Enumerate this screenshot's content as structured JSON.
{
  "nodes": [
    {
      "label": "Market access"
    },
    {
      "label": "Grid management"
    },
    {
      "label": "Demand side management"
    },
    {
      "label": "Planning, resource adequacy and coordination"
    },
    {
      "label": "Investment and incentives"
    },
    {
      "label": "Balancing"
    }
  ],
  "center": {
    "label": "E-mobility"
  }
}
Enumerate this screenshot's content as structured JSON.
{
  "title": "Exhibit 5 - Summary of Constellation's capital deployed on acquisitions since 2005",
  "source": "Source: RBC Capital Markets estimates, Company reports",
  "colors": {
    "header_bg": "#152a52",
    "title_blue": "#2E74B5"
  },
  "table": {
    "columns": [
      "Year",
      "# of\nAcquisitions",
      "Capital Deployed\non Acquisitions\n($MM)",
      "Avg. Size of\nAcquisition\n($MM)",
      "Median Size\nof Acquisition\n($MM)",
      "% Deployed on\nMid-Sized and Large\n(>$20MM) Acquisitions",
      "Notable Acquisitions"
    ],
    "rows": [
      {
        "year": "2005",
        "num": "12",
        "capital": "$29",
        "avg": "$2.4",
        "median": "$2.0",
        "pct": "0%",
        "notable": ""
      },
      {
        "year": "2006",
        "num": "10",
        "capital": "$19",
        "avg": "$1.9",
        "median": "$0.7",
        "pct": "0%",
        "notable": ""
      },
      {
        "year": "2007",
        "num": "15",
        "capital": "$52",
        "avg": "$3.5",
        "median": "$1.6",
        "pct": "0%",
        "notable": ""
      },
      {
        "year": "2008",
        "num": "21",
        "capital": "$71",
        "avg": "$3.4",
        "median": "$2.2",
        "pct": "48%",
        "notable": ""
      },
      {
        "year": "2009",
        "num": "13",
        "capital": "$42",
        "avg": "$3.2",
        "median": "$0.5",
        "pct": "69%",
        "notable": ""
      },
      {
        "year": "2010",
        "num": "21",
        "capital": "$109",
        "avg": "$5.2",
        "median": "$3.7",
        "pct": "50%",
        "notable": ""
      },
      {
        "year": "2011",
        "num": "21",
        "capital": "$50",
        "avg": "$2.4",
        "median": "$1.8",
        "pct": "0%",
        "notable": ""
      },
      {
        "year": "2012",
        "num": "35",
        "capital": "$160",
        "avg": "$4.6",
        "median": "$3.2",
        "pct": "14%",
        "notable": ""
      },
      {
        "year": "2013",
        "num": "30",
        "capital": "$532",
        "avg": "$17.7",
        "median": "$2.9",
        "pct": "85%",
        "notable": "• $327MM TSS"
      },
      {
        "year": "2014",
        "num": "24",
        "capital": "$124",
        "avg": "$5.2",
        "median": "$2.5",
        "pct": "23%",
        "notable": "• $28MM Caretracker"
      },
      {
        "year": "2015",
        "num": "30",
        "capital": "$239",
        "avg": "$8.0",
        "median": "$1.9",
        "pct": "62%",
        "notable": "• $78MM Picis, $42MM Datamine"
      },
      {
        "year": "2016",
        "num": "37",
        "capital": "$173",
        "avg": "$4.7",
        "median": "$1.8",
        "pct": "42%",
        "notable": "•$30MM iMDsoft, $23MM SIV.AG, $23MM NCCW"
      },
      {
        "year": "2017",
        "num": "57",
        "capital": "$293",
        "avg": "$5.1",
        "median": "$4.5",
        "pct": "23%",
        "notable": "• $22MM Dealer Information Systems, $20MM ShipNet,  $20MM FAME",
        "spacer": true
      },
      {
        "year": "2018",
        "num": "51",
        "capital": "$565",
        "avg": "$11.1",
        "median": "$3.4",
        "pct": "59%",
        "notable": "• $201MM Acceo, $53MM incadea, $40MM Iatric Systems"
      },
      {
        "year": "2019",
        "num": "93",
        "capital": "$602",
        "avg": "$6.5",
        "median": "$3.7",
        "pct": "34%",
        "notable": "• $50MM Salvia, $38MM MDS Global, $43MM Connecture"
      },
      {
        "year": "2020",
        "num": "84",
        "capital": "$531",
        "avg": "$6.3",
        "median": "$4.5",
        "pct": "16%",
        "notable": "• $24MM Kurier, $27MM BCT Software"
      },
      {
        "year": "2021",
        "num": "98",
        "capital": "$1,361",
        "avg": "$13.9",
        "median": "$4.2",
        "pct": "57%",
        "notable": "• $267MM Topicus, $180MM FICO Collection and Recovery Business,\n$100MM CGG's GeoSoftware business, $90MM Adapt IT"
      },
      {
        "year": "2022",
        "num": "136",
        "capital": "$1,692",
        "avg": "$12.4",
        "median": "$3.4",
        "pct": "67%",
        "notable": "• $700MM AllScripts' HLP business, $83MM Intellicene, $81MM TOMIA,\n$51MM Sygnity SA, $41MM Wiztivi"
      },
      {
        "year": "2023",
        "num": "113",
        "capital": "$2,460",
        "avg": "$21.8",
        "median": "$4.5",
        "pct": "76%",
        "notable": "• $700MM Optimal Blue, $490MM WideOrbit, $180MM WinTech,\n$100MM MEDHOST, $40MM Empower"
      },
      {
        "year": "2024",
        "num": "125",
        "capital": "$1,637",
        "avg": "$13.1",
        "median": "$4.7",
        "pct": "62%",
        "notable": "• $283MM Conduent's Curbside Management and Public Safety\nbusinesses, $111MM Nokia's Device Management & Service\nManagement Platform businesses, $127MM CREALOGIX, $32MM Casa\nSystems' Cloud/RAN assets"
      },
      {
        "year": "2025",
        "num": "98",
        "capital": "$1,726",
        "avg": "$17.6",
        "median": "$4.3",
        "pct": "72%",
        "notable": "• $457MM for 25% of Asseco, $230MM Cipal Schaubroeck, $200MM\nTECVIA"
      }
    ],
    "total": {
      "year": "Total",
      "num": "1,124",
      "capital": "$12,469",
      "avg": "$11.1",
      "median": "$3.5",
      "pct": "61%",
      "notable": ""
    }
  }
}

• What to produce
Copy out all the entries shown above, character for character.

• Result for this task
Enumerate this screenshot's content as structured JSON.
{
  "nodes": [
    {
      "label": "Market access"
    },
    {
      "label": "Grid management"
    },
    {
      "label": "Demand side management"
    },
    {
      "label": "Planning, resource adequacy and coordination"
    },
    {
      "label": "Investment and incentives"
    },
    {
      "label": "Balancing"
    }
  ],
  "center": {
    "label": "E-mobility"
  }
}
Enumerate this screenshot's content as structured JSON.
{
  "title": "Exhibit 5 - Summary of Constellation's capital deployed on acquisitions since 2005",
  "source": "Source: RBC Capital Markets estimates, Company reports",
  "colors": {
    "header_bg": "#152a52",
    "title_blue": "#2E74B5"
  },
  "table": {
    "columns": [
      "Year",
      "# of\nAcquisitions",
      "Capital Deployed\non Acquisitions\n($MM)",
      "Avg. Size of\nAcquisition\n($MM)",
      "Median Size\nof Acquisition\n($MM)",
      "% Deployed on\nMid-Sized and Large\n(>$20MM) Acquisitions",
      "Notable Acquisitions"
    ],
    "rows": [
      {
        "year": "2005",
        "num": "12",
        "capital": "$29",
        "avg": "$2.4",
        "median": "$2.0",
        "pct": "0%",
        "notable": ""
      },
      {
        "year": "2006",
        "num": "10",
        "capital": "$19",
        "avg": "$1.9",
        "median": "$0.7",
        "pct": "0%",
        "notable": ""
      },
      {
        "year": "2007",
        "num": "15",
        "capital": "$52",
        "avg": "$3.5",
        "median": "$1.6",
        "pct": "0%",
        "notable": ""
      },
      {
        "year": "2008",
        "num": "21",
        "capital": "$71",
        "avg": "$3.4",
        "median": "$2.2",
        "pct": "48%",
        "notable": ""
      },
      {
        "year": "2009",
        "num": "13",
        "capital": "$42",
        "avg": "$3.2",
        "median": "$0.5",
        "pct": "69%",
        "notable": ""
      },
      {
        "year": "2010",
        "num": "21",
        "capital": "$109",
        "avg": "$5.2",
        "median": "$3.7",
        "pct": "50%",
        "notable": ""
      },
      {
        "year": "2011",
        "num": "21",
        "capital": "$50",
        "avg": "$2.4",
        "median": "$1.8",
        "pct": "0%",
        "notable": ""
      },
      {
        "year": "2012",
        "num": "35",
        "capital": "$160",
        "avg": "$4.6",
        "median": "$3.2",
        "pct": "14%",
        "notable": ""
      },
      {
        "year": "2013",
        "num": "30",
        "capital": "$532",
        "avg": "$17.7",
        "median": "$2.9",
        "pct": "85%",
        "notable": "• $327MM TSS"
      },
      {
        "year": "2014",
        "num": "24",
        "capital": "$124",
        "avg": "$5.2",
        "median": "$2.5",
        "pct": "23%",
        "notable": "• $28MM Caretracker"
      },
      {
        "year": "2015",
        "num": "30",
        "capital": "$239",
        "avg": "$8.0",
        "median": "$1.9",
        "pct": "62%",
        "notable": "• $78MM Picis, $42MM Datamine"
      },
      {
        "year": "2016",
        "num": "37",
        "capital": "$173",
        "avg": "$4.7",
        "median": "$1.8",
        "pct": "42%",
        "notable": "•$30MM iMDsoft, $23MM SIV.AG, $23MM NCCW"
      },
      {
        "year": "2017",
        "num": "57",
        "capital": "$293",
        "avg": "$5.1",
        "median": "$4.5",
        "pct": "23%",
        "notable": "• $22MM Dealer Information Systems, $20MM ShipNet,  $20MM FAME",
        "spacer": true
      },
      {
        "year": "2018",
        "num": "51",
        "capital": "$565",
        "avg": "$11.1",
        "median": "$3.4",
        "pct": "59%",
        "notable": "• $201MM Acceo, $53MM incadea, $40MM Iatric Systems"
      },
      {
        "year": "2019",
        "num": "93",
        "capital": "$602",
        "avg": "$6.5",
        "median": "$3.7",
        "pct": "34%",
        "notable": "• $50MM Salvia, $38MM MDS Global, $43MM Connecture"
      },
      {
        "year": "2020",
        "num": "84",
        "capital": "$531",
        "avg": "$6.3",
        "median": "$4.5",
        "pct": "16%",
        "notable": "• $24MM Kurier, $27MM BCT Software"
      },
      {
        "year": "2021",
        "num": "98",
        "capital": "$1,361",
        "avg": "$13.9",
        "median": "$4.2",
        "pct": "57%",
        "notable": "• $267MM Topicus, $180MM FICO Collection and Recovery Business,\n$100MM CGG's GeoSoftware business, $90MM Adapt IT"
      },
      {
        "year": "2022",
        "num": "136",
        "capital": "$1,692",
        "avg": "$12.4",
        "median": "$3.4",
        "pct": "67%",
        "notable": "• $700MM AllScripts' HLP business, $83MM Intellicene, $81MM TOMIA,\n$51MM Sygnity SA, $41MM Wiztivi"
      },
      {
        "year": "2023",
        "num": "113",
        "capital": "$2,460",
        "avg": "$21.8",
        "median": "$4.5",
        "pct": "76%",
        "notable": "• $700MM Optimal Blue, $490MM WideOrbit, $180MM WinTech,\n$100MM MEDHOST, $40MM Empower"
      },
      {
        "year": "2024",
        "num": "125",
        "capital": "$1,637",
        "avg": "$13.1",
        "median": "$4.7",
        "pct": "62%",
        "notable": "• $283MM Conduent's Curbside Management and Public Safety\nbusinesses, $111MM Nokia's Device Management & Service\nManagement Platform businesses, $127MM CREALOGIX, $32MM Casa\nSystems' Cloud/RAN assets"
      },
      {
        "year": "2025",
        "num": "98",
        "capital": "$1,726",
        "avg": "$17.6",
        "median": "$4.3",
        "pct": "72%",
        "notable": "• $457MM for 25% of Asseco, $230MM Cipal Schaubroeck, $200MM\nTECVIA"
      }
    ],
    "total": {
      "year": "Total",
      "num": "1,124",
      "capital": "$12,469",
      "avg": "$11.1",
      "median": "$3.5",
      "pct": "61%",
      "notable": ""
    }
  }
}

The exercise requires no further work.